_Saved entries_
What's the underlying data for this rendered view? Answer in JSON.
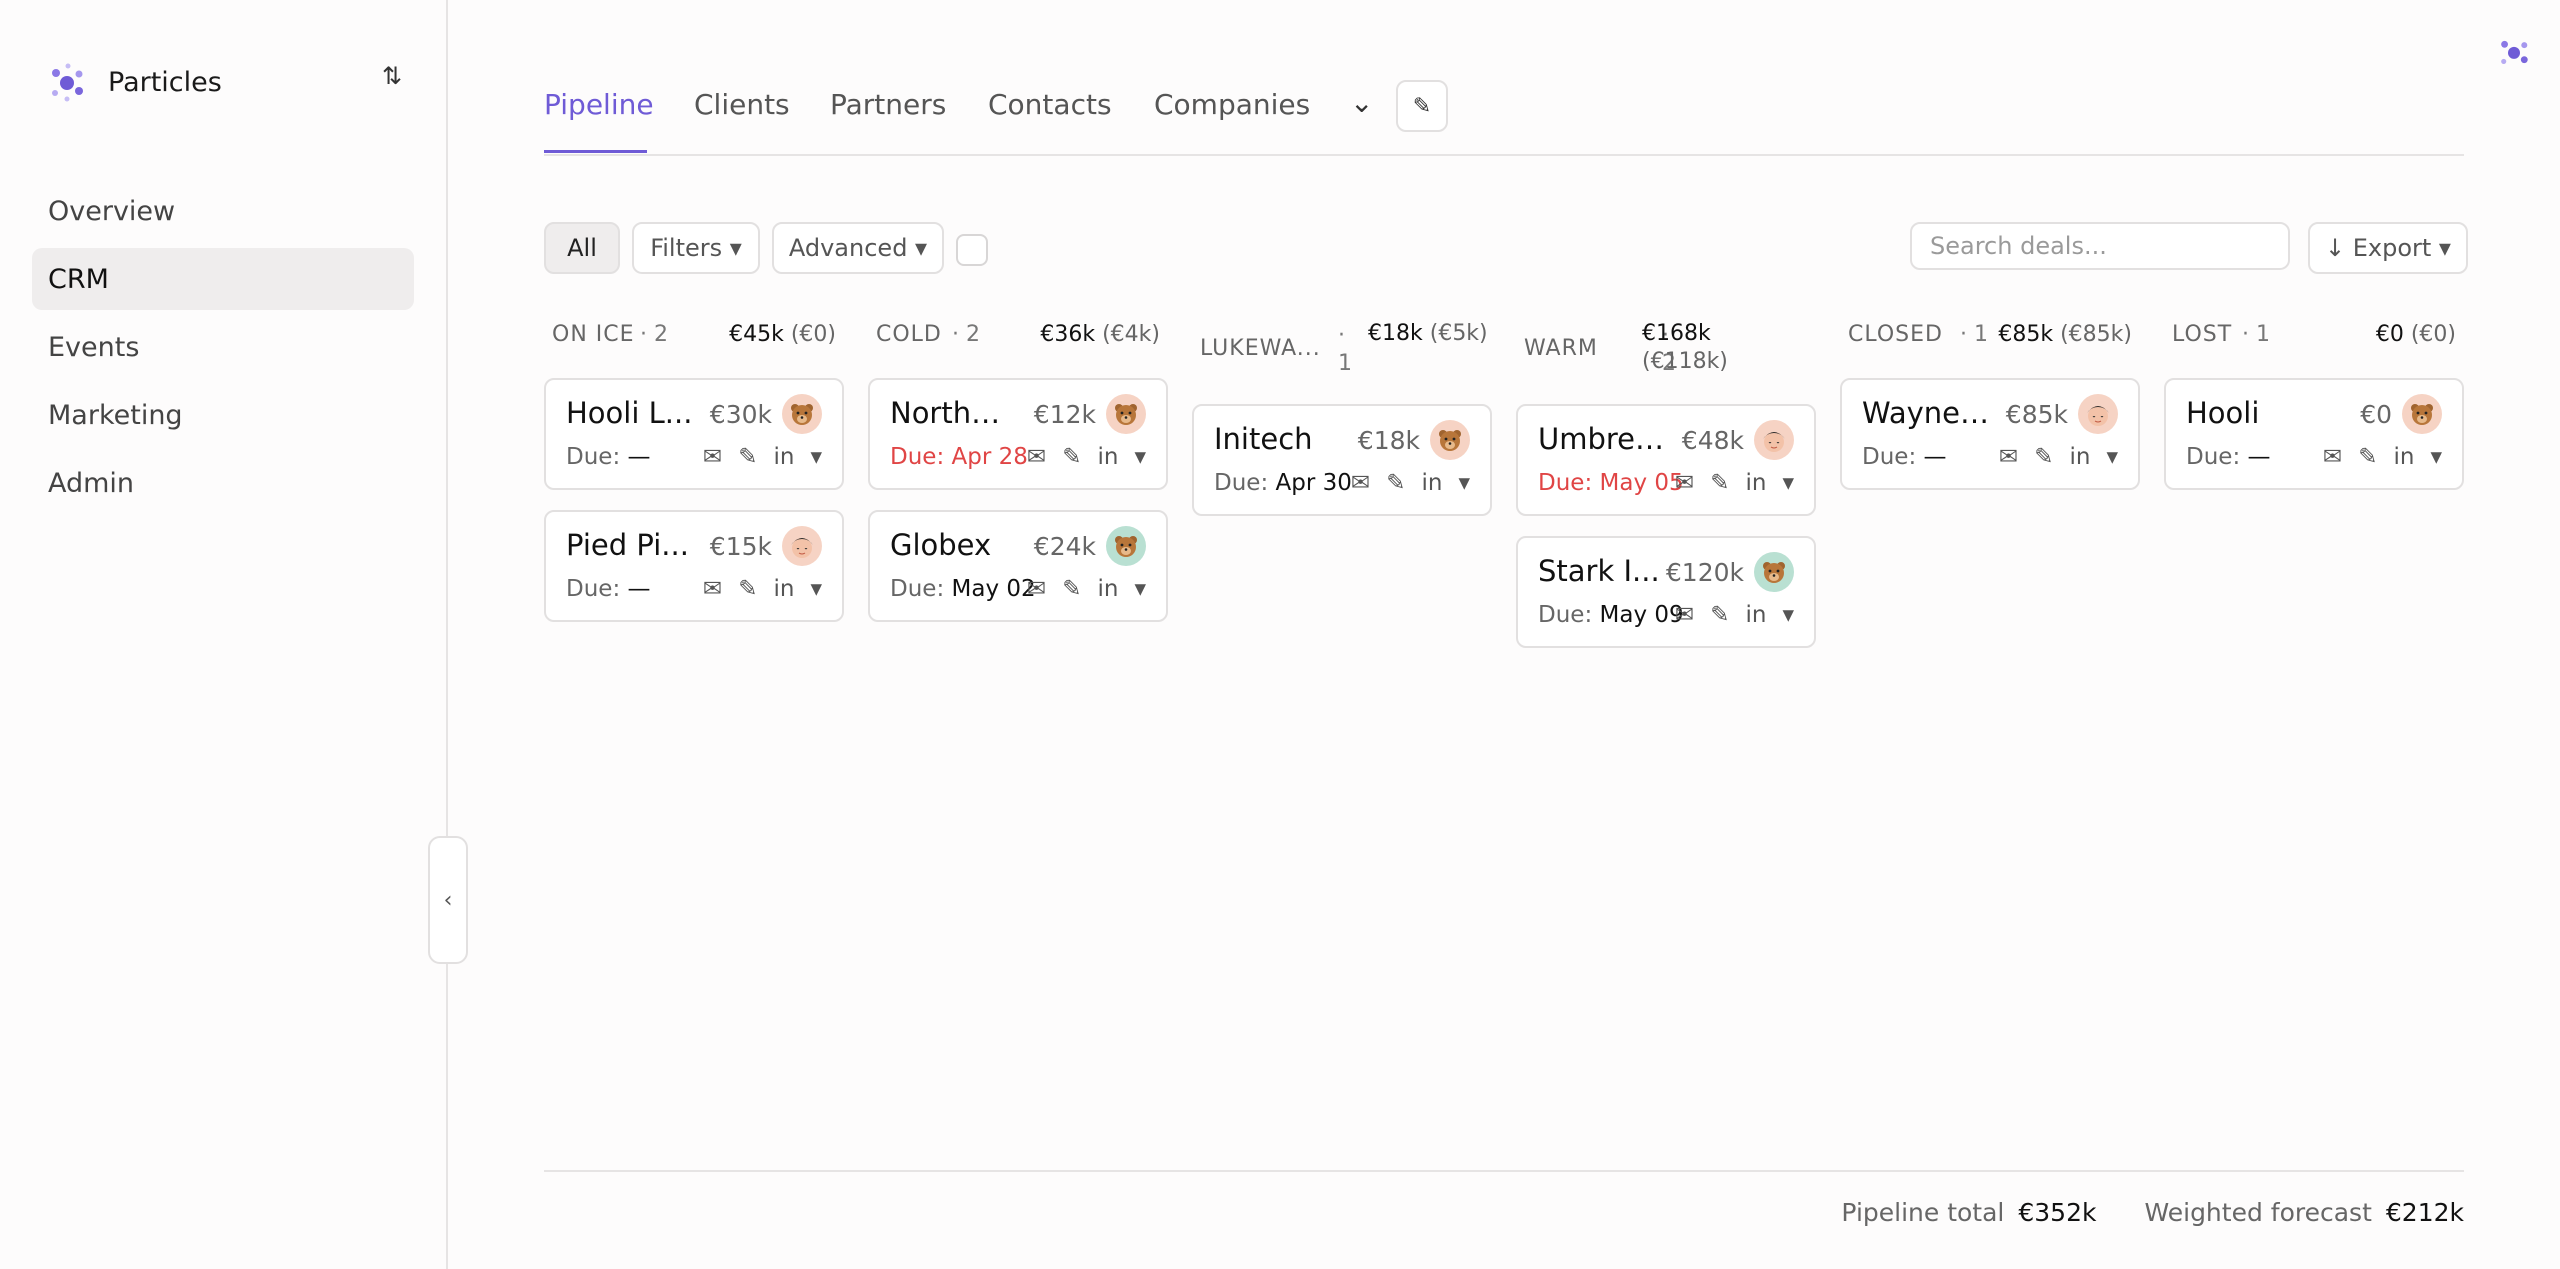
{
  "app": {
    "name": "Particles",
    "accent": "#6f5bd6",
    "switch_icon": "⇅"
  },
  "sidebar": {
    "items": [
      {
        "label": "Overview",
        "active": false
      },
      {
        "label": "CRM",
        "active": true
      },
      {
        "label": "Events",
        "active": false
      },
      {
        "label": "Marketing",
        "active": false
      },
      {
        "label": "Admin",
        "active": false
      }
    ],
    "collapse_icon": "‹"
  },
  "tabs": {
    "items": [
      "Pipeline",
      "Clients",
      "Partners",
      "Contacts",
      "Companies"
    ],
    "active": "Pipeline",
    "more_icon": "⌄",
    "edit_icon": "✎"
  },
  "toolbar": {
    "all": "All",
    "filters": "Filters ▾",
    "advanced": "Advanced ▾",
    "search_placeholder": "Search deals...",
    "export": "↓ Export ▾"
  },
  "columns": [
    {
      "name": "ON ICE",
      "count": "· 2",
      "amount": "€45k",
      "weighted": "(€0)",
      "cards": [
        {
          "name": "Hooli L...",
          "amount": "€30k",
          "due_label": "Due:",
          "due": "—",
          "overdue": false,
          "avatar": "bear-avatar"
        },
        {
          "name": "Pied Pi...",
          "amount": "€15k",
          "due_label": "Due:",
          "due": "—",
          "overdue": false,
          "avatar": "person-avatar"
        }
      ]
    },
    {
      "name": "COLD",
      "count": "· 2",
      "amount": "€36k",
      "weighted": "(€4k)",
      "cards": [
        {
          "name": "Northwi...",
          "amount": "€12k",
          "due_label": "Due:",
          "due": "Apr 28",
          "overdue": true,
          "avatar": "bear-avatar"
        },
        {
          "name": "Globex",
          "amount": "€24k",
          "due_label": "Due:",
          "due": "May 02",
          "overdue": false,
          "avatar": "bear-avatar-teal"
        }
      ]
    },
    {
      "name": "LUKEWA...",
      "count": "· 1",
      "amount": "€18k",
      "weighted": "(€5k)",
      "cards": [
        {
          "name": "Initech",
          "amount": "€18k",
          "due_label": "Due:",
          "due": "Apr 30",
          "overdue": false,
          "avatar": "bear-avatar"
        }
      ]
    },
    {
      "name": "WARM",
      "count": "· 2",
      "amount": "€168k",
      "weighted": "(€118k)",
      "cards": [
        {
          "name": "Umbrel...",
          "amount": "€48k",
          "due_label": "Due:",
          "due": "May 05",
          "overdue": true,
          "avatar": "person-avatar"
        },
        {
          "name": "Stark I...",
          "amount": "€120k",
          "due_label": "Due:",
          "due": "May 09",
          "overdue": false,
          "avatar": "bear-avatar-teal"
        }
      ]
    },
    {
      "name": "CLOSED",
      "count": "· 1",
      "amount": "€85k",
      "weighted": "(€85k)",
      "cards": [
        {
          "name": "Wayne ...",
          "amount": "€85k",
          "due_label": "Due:",
          "due": "—",
          "overdue": false,
          "avatar": "person-avatar"
        }
      ]
    },
    {
      "name": "LOST",
      "count": "· 1",
      "amount": "€0",
      "weighted": "(€0)",
      "cards": [
        {
          "name": "Hooli",
          "amount": "€0",
          "due_label": "Due:",
          "due": "—",
          "overdue": false,
          "avatar": "bear-avatar"
        }
      ]
    }
  ],
  "card_actions": {
    "email": "✉",
    "edit": "✎",
    "linkedin": "in",
    "more": "▾"
  },
  "footer": {
    "pipeline_label": "Pipeline total",
    "pipeline_value": "€352k",
    "forecast_label": "Weighted forecast",
    "forecast_value": "€212k"
  },
  "colors": {
    "overdue": "#e04545",
    "avatar_peach": "#f6d3c4",
    "avatar_teal": "#b9e0d2"
  }
}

_Instructions to follow_
Copy every record above exactly as written, but leave out the pictures.

_Answer to this exercise_
What's the underlying data for this rendered view? Answer in JSON.
{
  "app": {
    "name": "Particles",
    "accent": "#6f5bd6",
    "switch_icon": "⇅"
  },
  "sidebar": {
    "items": [
      {
        "label": "Overview",
        "active": false
      },
      {
        "label": "CRM",
        "active": true
      },
      {
        "label": "Events",
        "active": false
      },
      {
        "label": "Marketing",
        "active": false
      },
      {
        "label": "Admin",
        "active": false
      }
    ],
    "collapse_icon": "‹"
  },
  "tabs": {
    "items": [
      "Pipeline",
      "Clients",
      "Partners",
      "Contacts",
      "Companies"
    ],
    "active": "Pipeline",
    "more_icon": "⌄",
    "edit_icon": "✎"
  },
  "toolbar": {
    "all": "All",
    "filters": "Filters ▾",
    "advanced": "Advanced ▾",
    "search_placeholder": "Search deals...",
    "export": "↓ Export ▾"
  },
  "columns": [
    {
      "name": "ON ICE",
      "count": "· 2",
      "amount": "€45k",
      "weighted": "(€0)",
      "cards": [
        {
          "name": "Hooli L...",
          "amount": "€30k",
          "due_label": "Due:",
          "due": "—",
          "overdue": false,
          "avatar": "bear-avatar"
        },
        {
          "name": "Pied Pi...",
          "amount": "€15k",
          "due_label": "Due:",
          "due": "—",
          "overdue": false,
          "avatar": "person-avatar"
        }
      ]
    },
    {
      "name": "COLD",
      "count": "· 2",
      "amount": "€36k",
      "weighted": "(€4k)",
      "cards": [
        {
          "name": "Northwi...",
          "amount": "€12k",
          "due_label": "Due:",
          "due": "Apr 28",
          "overdue": true,
          "avatar": "bear-avatar"
        },
        {
          "name": "Globex",
          "amount": "€24k",
          "due_label": "Due:",
          "due": "May 02",
          "overdue": false,
          "avatar": "bear-avatar-teal"
        }
      ]
    },
    {
      "name": "LUKEWA...",
      "count": "· 1",
      "amount": "€18k",
      "weighted": "(€5k)",
      "cards": [
        {
          "name": "Initech",
          "amount": "€18k",
          "due_label": "Due:",
          "due": "Apr 30",
          "overdue": false,
          "avatar": "bear-avatar"
        }
      ]
    },
    {
      "name": "WARM",
      "count": "· 2",
      "amount": "€168k",
      "weighted": "(€118k)",
      "cards": [
        {
          "name": "Umbrel...",
          "amount": "€48k",
          "due_label": "Due:",
          "due": "May 05",
          "overdue": true,
          "avatar": "person-avatar"
        },
        {
          "name": "Stark I...",
          "amount": "€120k",
          "due_label": "Due:",
          "due": "May 09",
          "overdue": false,
          "avatar": "bear-avatar-teal"
        }
      ]
    },
    {
      "name": "CLOSED",
      "count": "· 1",
      "amount": "€85k",
      "weighted": "(€85k)",
      "cards": [
        {
          "name": "Wayne ...",
          "amount": "€85k",
          "due_label": "Due:",
          "due": "—",
          "overdue": false,
          "avatar": "person-avatar"
        }
      ]
    },
    {
      "name": "LOST",
      "count": "· 1",
      "amount": "€0",
      "weighted": "(€0)",
      "cards": [
        {
          "name": "Hooli",
          "amount": "€0",
          "due_label": "Due:",
          "due": "—",
          "overdue": false,
          "avatar": "bear-avatar"
        }
      ]
    }
  ],
  "card_actions": {
    "email": "✉",
    "edit": "✎",
    "linkedin": "in",
    "more": "▾"
  },
  "footer": {
    "pipeline_label": "Pipeline total",
    "pipeline_value": "€352k",
    "forecast_label": "Weighted forecast",
    "forecast_value": "€212k"
  },
  "colors": {
    "overdue": "#e04545",
    "avatar_peach": "#f6d3c4",
    "avatar_teal": "#b9e0d2"
  }
}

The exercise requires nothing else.